**WHAT IS ASKED:** Find the lines holding "JSON" and copy them.
====== GIVEN DATA ======
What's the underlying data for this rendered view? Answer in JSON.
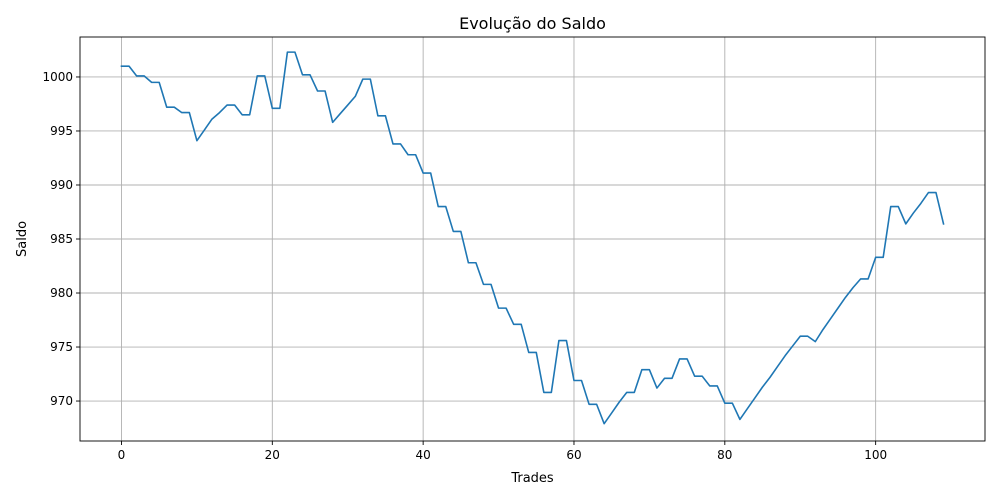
{
  "chart_data": {
    "type": "line",
    "title": "Evolução do Saldo",
    "xlabel": "Trades",
    "ylabel": "Saldo",
    "xlim": [
      -5.5,
      114.5
    ],
    "ylim": [
      966.3,
      1003.7
    ],
    "xticks": [
      0,
      20,
      40,
      60,
      80,
      100
    ],
    "yticks": [
      970,
      975,
      980,
      985,
      990,
      995,
      1000
    ],
    "grid": true,
    "color": "#1f77b4",
    "series": [
      {
        "x": [
          0,
          1,
          2,
          3,
          4,
          5,
          6,
          7,
          8,
          9,
          10,
          11,
          12,
          13,
          14,
          15,
          16,
          17,
          18,
          19,
          20,
          21,
          22,
          23,
          24,
          25,
          26,
          27,
          28,
          29,
          30,
          31,
          32,
          33,
          34,
          35,
          36,
          37,
          38,
          39,
          40,
          41,
          42,
          43,
          44,
          45,
          46,
          47,
          48,
          49,
          50,
          51,
          52,
          53,
          54,
          55,
          56,
          57,
          58,
          59,
          60,
          61,
          62,
          63,
          64,
          65,
          66,
          67,
          68,
          69,
          70,
          71,
          72,
          73,
          74,
          75,
          76,
          77,
          78,
          79,
          80,
          81,
          82,
          83,
          84,
          85,
          86,
          87,
          88,
          89,
          90,
          91,
          92,
          93,
          94,
          95,
          96,
          97,
          98,
          99,
          100,
          101,
          102,
          103,
          104,
          105,
          106,
          107,
          108,
          109
        ],
        "y": [
          1001.0,
          1001.0,
          1000.1,
          1000.1,
          999.5,
          999.5,
          997.2,
          997.2,
          996.7,
          996.7,
          994.1,
          995.1,
          996.1,
          996.7,
          997.4,
          997.4,
          996.5,
          996.5,
          1000.1,
          1000.1,
          997.1,
          997.1,
          1002.3,
          1002.3,
          1000.2,
          1000.2,
          998.7,
          998.7,
          995.8,
          996.6,
          997.4,
          998.2,
          999.8,
          999.8,
          996.4,
          996.4,
          993.8,
          993.8,
          992.8,
          992.8,
          991.1,
          991.1,
          988.0,
          988.0,
          985.7,
          985.7,
          982.8,
          982.8,
          980.8,
          980.8,
          978.6,
          978.6,
          977.1,
          977.1,
          974.5,
          974.5,
          970.8,
          970.8,
          975.6,
          975.6,
          971.9,
          971.9,
          969.7,
          969.7,
          967.9,
          968.9,
          969.9,
          970.8,
          970.8,
          972.9,
          972.9,
          971.2,
          972.1,
          972.1,
          973.9,
          973.9,
          972.3,
          972.3,
          971.4,
          971.4,
          969.8,
          969.8,
          968.3,
          969.3,
          970.3,
          971.3,
          972.2,
          973.2,
          974.2,
          975.1,
          976.0,
          976.0,
          975.5,
          976.6,
          977.6,
          978.6,
          979.6,
          980.5,
          981.3,
          981.3,
          983.3,
          983.3,
          988.0,
          988.0,
          986.4,
          987.4,
          988.3,
          989.3,
          989.3,
          986.4
        ]
      }
    ]
  }
}
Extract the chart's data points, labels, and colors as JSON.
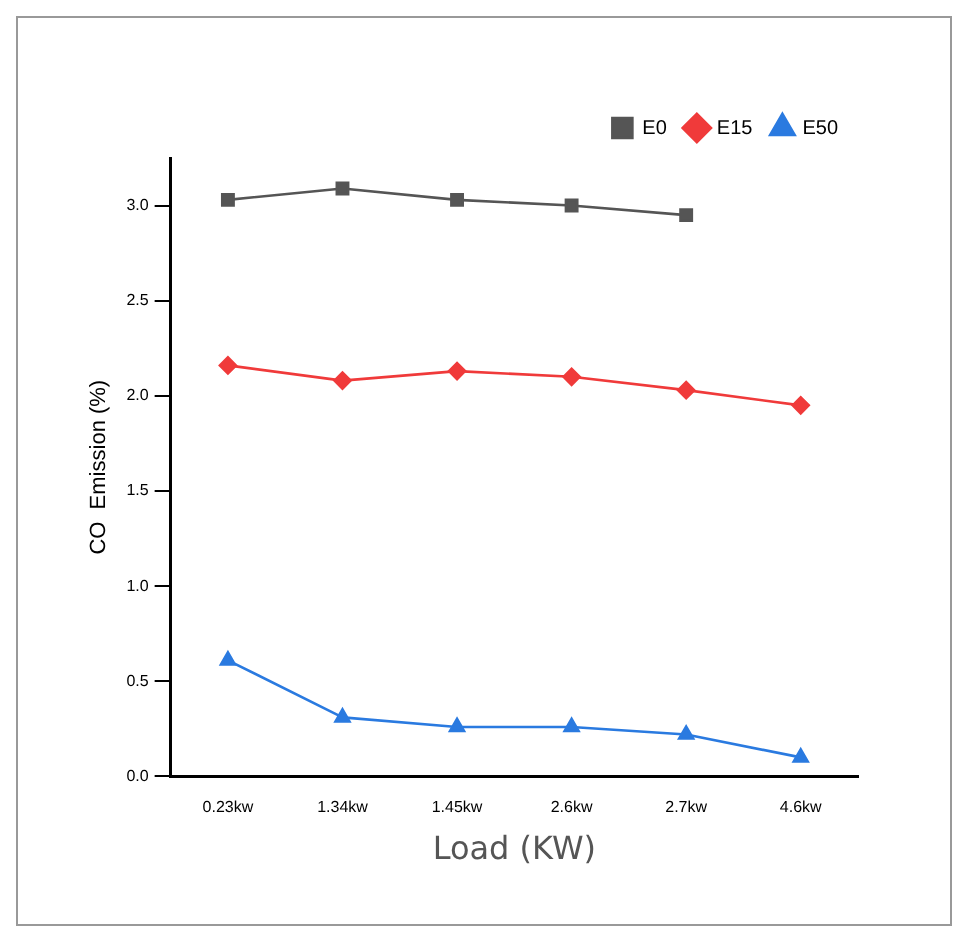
======
**THE SOLUTION:**
What's the underlying data for this rendered view? Answer in JSON.
Extract the chart's data points, labels, and colors as JSON.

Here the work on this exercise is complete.